* [Data section]:
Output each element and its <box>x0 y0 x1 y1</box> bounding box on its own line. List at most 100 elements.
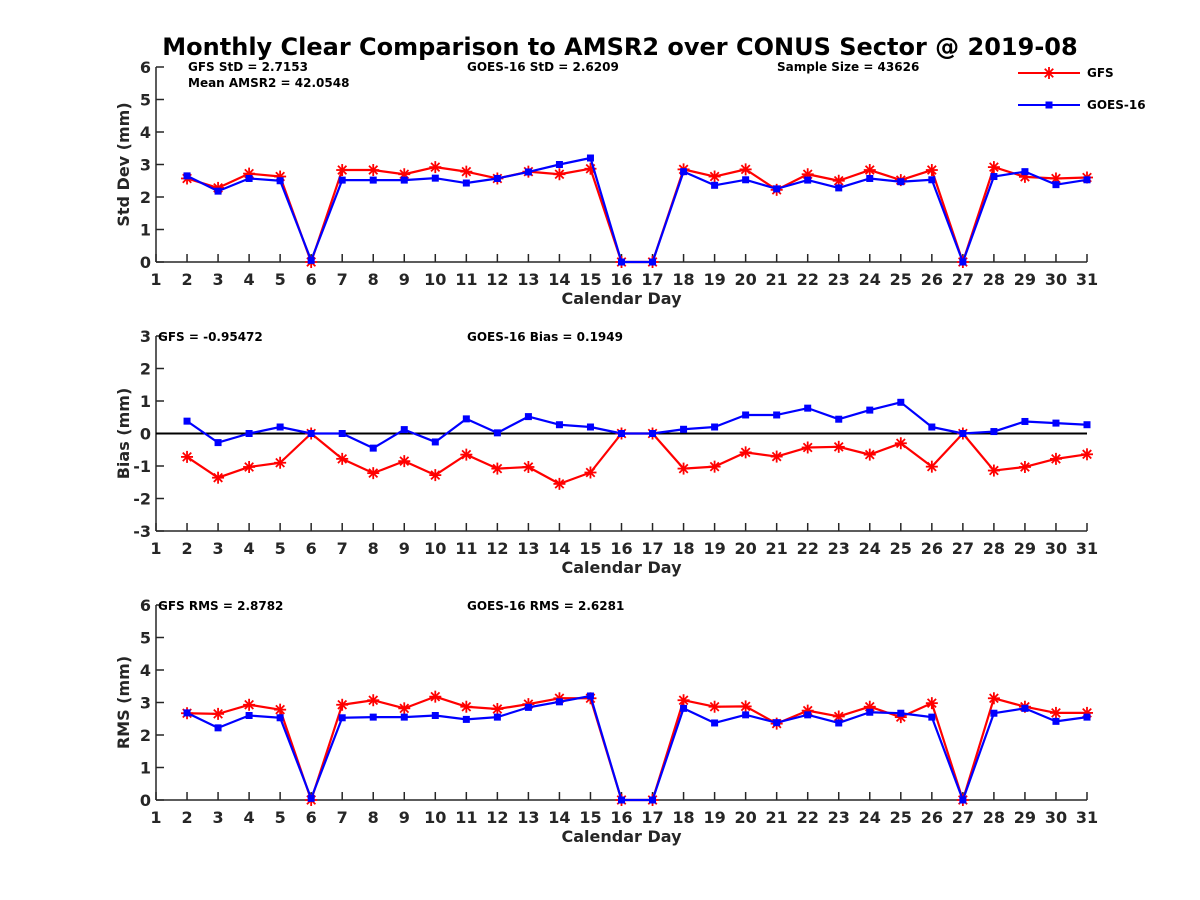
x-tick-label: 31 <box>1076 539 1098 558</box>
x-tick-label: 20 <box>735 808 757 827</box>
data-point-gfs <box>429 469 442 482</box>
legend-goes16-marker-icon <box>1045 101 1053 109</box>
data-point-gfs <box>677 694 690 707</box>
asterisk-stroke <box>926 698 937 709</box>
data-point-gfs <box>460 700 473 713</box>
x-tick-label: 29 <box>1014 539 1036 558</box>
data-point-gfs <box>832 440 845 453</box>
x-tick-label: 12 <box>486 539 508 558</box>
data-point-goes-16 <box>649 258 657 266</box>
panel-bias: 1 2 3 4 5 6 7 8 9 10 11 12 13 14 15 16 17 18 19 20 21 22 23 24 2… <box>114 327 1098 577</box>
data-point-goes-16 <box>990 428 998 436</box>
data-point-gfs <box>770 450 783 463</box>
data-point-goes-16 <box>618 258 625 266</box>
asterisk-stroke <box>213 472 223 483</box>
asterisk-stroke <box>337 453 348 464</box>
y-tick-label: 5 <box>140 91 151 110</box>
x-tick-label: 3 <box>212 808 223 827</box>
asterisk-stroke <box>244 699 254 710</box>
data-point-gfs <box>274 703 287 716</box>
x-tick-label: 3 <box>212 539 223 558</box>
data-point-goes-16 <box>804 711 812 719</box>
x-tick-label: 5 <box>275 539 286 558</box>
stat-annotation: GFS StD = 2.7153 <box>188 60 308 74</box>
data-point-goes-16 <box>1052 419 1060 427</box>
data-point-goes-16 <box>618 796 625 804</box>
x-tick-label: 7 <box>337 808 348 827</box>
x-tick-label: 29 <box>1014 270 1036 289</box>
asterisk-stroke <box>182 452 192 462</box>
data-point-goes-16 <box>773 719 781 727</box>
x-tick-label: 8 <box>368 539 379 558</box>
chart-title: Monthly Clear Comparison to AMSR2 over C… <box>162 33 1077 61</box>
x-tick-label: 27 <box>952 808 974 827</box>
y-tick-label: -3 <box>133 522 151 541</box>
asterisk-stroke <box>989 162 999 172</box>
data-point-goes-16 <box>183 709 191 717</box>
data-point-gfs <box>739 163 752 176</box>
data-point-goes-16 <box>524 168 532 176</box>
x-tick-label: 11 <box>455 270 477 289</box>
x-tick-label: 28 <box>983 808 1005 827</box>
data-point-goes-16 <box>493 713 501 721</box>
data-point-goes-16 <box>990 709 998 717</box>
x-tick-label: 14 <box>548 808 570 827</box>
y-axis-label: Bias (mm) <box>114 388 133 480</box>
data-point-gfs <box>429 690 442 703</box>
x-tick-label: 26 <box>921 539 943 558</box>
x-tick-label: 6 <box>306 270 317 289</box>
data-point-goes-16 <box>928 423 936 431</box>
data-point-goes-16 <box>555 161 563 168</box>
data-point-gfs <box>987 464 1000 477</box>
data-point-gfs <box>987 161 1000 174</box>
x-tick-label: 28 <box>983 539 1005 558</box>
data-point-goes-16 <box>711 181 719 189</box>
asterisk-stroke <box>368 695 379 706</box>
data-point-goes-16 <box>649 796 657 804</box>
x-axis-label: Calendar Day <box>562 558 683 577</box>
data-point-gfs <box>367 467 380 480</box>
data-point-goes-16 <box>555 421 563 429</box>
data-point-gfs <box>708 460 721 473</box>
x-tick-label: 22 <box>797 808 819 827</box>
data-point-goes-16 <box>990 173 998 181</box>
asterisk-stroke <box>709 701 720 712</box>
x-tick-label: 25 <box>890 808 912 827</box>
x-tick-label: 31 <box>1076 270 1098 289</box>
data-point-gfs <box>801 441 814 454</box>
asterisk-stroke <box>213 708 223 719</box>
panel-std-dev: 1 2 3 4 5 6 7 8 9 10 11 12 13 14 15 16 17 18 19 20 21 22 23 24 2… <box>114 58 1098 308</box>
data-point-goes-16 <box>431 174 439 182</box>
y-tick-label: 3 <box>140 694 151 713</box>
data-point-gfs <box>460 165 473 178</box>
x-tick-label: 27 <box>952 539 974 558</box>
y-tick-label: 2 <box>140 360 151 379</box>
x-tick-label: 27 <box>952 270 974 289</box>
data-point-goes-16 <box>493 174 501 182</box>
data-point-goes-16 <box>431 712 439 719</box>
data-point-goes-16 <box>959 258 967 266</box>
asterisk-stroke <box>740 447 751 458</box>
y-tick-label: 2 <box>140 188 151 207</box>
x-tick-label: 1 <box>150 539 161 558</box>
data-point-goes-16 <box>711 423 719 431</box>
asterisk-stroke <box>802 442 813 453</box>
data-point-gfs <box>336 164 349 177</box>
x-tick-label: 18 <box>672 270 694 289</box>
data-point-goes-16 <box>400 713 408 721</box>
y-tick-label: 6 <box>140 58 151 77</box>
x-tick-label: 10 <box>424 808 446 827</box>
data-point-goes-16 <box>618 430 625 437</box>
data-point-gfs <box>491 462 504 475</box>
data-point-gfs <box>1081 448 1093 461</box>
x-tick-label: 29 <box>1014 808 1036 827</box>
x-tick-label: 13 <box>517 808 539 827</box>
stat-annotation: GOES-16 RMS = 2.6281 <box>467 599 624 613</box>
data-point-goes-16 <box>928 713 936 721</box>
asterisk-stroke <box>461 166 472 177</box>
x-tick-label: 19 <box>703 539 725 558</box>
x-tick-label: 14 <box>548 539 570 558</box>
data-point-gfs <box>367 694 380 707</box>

==

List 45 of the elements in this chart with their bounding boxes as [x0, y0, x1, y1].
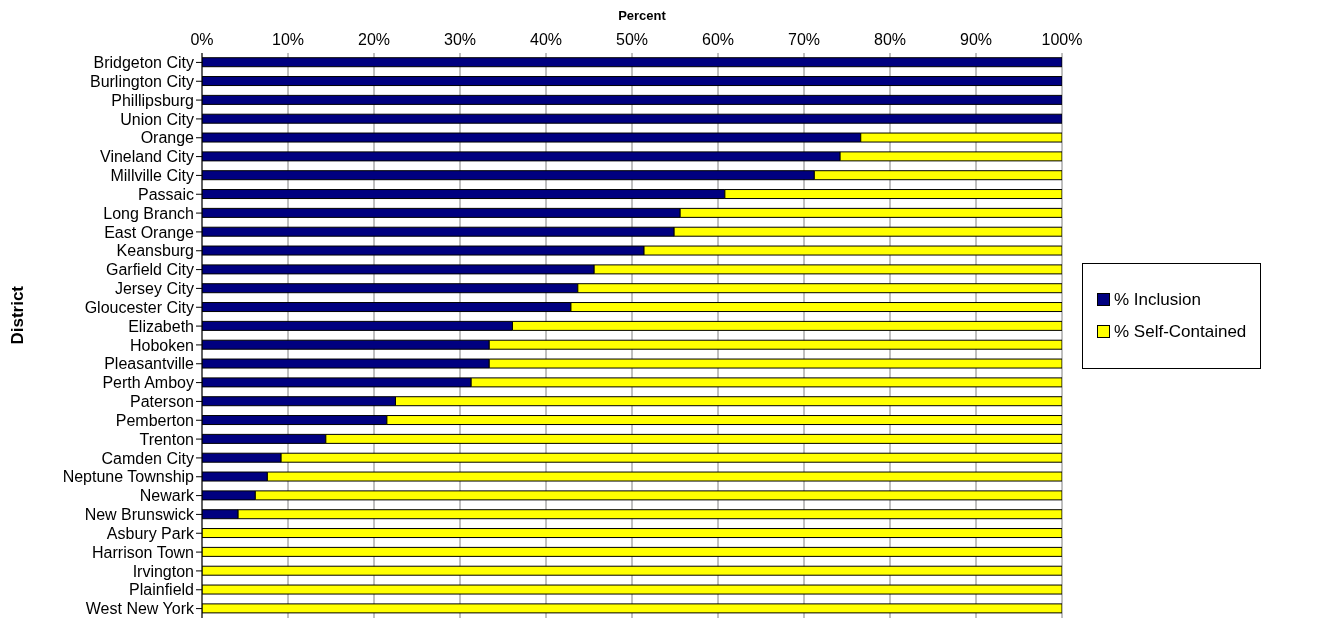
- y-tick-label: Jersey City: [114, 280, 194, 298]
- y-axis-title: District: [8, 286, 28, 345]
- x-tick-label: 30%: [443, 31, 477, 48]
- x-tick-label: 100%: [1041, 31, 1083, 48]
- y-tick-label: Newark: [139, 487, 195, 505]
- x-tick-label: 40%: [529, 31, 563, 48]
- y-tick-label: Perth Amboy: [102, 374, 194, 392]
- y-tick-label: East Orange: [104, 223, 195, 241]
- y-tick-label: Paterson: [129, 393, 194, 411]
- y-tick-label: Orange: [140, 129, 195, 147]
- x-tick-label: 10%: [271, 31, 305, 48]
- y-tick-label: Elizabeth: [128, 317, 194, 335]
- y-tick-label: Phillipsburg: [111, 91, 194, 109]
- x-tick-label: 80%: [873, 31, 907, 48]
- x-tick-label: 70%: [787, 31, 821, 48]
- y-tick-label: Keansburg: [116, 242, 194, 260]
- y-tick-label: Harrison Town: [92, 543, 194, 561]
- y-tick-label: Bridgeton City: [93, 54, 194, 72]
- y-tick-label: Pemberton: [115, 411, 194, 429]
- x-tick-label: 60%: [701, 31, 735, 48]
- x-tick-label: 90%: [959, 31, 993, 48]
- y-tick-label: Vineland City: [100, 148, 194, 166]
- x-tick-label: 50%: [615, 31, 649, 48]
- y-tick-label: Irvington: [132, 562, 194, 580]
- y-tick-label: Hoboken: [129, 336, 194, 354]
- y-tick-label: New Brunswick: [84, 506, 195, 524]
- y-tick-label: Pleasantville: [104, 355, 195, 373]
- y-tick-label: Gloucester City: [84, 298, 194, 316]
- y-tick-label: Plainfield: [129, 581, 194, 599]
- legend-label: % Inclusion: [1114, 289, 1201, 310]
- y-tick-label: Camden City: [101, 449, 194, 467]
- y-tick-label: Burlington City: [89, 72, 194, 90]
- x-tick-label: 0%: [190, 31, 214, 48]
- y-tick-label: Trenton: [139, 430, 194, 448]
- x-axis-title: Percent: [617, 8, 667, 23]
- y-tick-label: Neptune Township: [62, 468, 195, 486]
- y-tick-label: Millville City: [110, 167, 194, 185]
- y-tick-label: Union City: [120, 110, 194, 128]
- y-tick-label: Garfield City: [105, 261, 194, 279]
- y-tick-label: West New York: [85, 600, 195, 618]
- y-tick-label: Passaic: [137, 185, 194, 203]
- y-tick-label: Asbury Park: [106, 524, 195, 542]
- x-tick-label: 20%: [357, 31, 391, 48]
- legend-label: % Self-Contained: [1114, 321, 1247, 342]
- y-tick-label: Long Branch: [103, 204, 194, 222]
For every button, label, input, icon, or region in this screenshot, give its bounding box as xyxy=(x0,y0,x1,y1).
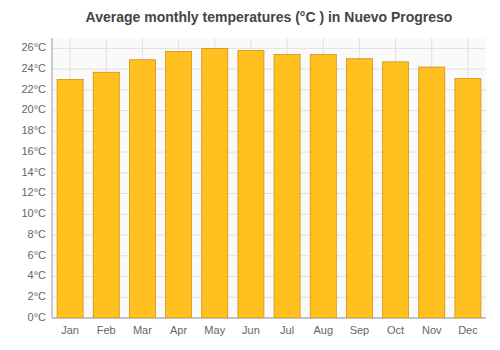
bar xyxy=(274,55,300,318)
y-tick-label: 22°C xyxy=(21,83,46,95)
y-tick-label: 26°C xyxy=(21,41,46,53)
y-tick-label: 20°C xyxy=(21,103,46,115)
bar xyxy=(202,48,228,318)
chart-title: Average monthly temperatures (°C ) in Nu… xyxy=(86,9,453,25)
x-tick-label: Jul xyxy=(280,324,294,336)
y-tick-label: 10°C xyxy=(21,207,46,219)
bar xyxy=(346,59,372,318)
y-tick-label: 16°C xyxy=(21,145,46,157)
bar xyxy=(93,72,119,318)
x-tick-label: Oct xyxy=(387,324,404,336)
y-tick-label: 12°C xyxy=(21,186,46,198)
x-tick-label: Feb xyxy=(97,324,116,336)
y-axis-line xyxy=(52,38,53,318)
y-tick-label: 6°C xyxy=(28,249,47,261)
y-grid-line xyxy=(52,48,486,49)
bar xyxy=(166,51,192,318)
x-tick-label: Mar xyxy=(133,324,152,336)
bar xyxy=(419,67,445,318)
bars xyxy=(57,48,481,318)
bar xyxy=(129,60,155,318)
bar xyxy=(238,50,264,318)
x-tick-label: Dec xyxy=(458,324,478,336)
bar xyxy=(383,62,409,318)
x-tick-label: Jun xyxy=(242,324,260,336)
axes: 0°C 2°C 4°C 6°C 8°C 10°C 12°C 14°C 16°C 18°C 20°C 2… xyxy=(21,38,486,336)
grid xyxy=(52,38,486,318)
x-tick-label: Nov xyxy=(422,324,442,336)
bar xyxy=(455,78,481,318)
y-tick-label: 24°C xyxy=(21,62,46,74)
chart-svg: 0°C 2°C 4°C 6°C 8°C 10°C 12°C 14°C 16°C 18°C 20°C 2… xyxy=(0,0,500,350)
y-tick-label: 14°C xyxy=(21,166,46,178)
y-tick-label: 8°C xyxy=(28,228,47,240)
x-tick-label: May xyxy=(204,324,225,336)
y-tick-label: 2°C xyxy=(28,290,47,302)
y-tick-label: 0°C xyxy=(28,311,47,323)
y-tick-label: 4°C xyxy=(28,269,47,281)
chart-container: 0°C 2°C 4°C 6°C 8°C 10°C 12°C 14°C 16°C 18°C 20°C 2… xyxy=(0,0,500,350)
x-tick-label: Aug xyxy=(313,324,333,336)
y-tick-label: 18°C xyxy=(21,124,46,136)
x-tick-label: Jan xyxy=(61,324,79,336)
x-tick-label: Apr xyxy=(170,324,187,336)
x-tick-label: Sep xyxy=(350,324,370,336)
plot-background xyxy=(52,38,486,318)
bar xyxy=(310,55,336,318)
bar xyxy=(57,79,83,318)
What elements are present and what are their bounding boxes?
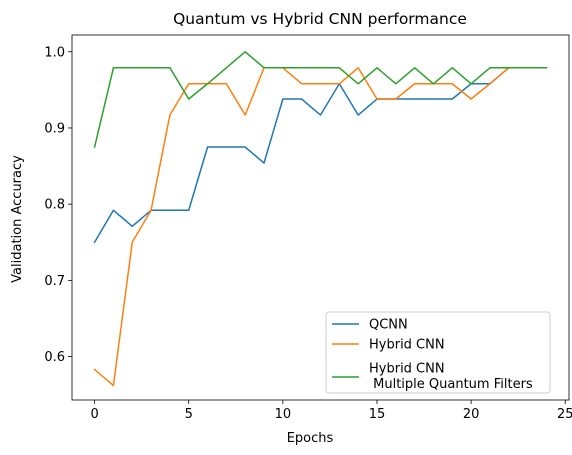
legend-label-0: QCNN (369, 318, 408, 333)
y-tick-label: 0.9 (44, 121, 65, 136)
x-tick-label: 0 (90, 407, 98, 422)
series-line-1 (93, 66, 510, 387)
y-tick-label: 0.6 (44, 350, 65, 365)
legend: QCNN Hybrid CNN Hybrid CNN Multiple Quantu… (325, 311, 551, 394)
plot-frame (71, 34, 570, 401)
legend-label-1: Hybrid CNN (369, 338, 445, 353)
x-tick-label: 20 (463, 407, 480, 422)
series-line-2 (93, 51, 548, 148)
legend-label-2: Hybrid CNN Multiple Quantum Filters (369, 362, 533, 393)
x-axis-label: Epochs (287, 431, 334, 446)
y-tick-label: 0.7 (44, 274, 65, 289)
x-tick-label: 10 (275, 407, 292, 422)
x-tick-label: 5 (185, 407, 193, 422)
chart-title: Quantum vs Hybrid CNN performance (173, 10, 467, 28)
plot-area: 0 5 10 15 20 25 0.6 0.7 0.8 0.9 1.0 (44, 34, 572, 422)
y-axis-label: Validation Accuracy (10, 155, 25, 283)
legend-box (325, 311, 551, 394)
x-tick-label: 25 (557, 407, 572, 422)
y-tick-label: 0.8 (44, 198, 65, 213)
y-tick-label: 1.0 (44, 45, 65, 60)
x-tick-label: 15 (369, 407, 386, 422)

* [What needs to be done]: Copy the rows from the line with "x-tick-label: 31 <box>1076 539 1098 558</box>" to the line with "y-axis-label: Bias (mm)", substituting "star-marker" for each "asterisk-stroke" and changing nothing else.

* [The result]:
x-tick-label: 31 <box>1076 539 1098 558</box>
x-tick-label: 20 <box>735 808 757 827</box>
data-point-gfs <box>429 469 442 482</box>
legend-goes16-marker-icon <box>1045 101 1053 109</box>
data-point-gfs <box>677 694 690 707</box>
star-marker <box>926 698 937 709</box>
data-point-gfs <box>460 700 473 713</box>
x-tick-label: 29 <box>1014 539 1036 558</box>
data-point-gfs <box>832 440 845 453</box>
x-tick-label: 12 <box>486 539 508 558</box>
data-point-goes-16 <box>649 258 657 266</box>
panel-bias: 1 2 3 4 5 6 7 8 9 10 11 12 13 14 15 16 17 18 19 20 21 22 23 24 2… <box>114 327 1098 577</box>
data-point-goes-16 <box>990 428 998 436</box>
data-point-gfs <box>770 450 783 463</box>
data-point-goes-16 <box>618 258 625 266</box>
star-marker <box>213 472 223 483</box>
star-marker <box>337 453 348 464</box>
y-tick-label: 5 <box>140 91 151 110</box>
x-tick-label: 3 <box>212 808 223 827</box>
star-marker <box>244 699 254 710</box>
data-point-gfs <box>274 703 287 716</box>
x-tick-label: 3 <box>212 539 223 558</box>
data-point-goes-16 <box>804 711 812 719</box>
x-tick-label: 5 <box>275 539 286 558</box>
stat-annotation: GFS StD = 2.7153 <box>188 60 308 74</box>
data-point-goes-16 <box>1052 419 1060 427</box>
data-point-goes-16 <box>618 796 625 804</box>
x-tick-label: 7 <box>337 808 348 827</box>
x-tick-label: 29 <box>1014 270 1036 289</box>
star-marker <box>182 452 192 462</box>
data-point-goes-16 <box>773 719 781 727</box>
x-tick-label: 8 <box>368 539 379 558</box>
chart-title: Monthly Clear Comparison to AMSR2 over C… <box>162 33 1077 61</box>
x-tick-label: 27 <box>952 808 974 827</box>
y-tick-label: -3 <box>133 522 151 541</box>
star-marker <box>989 162 999 172</box>
data-point-goes-16 <box>183 709 191 717</box>
data-point-gfs <box>739 163 752 176</box>
data-point-goes-16 <box>524 168 532 176</box>
x-tick-label: 11 <box>455 270 477 289</box>
x-tick-label: 28 <box>983 808 1005 827</box>
data-point-goes-16 <box>493 713 501 721</box>
data-point-goes-16 <box>990 709 998 717</box>
x-tick-label: 14 <box>548 808 570 827</box>
y-axis-label: Bias (mm) <box>114 388 133 480</box>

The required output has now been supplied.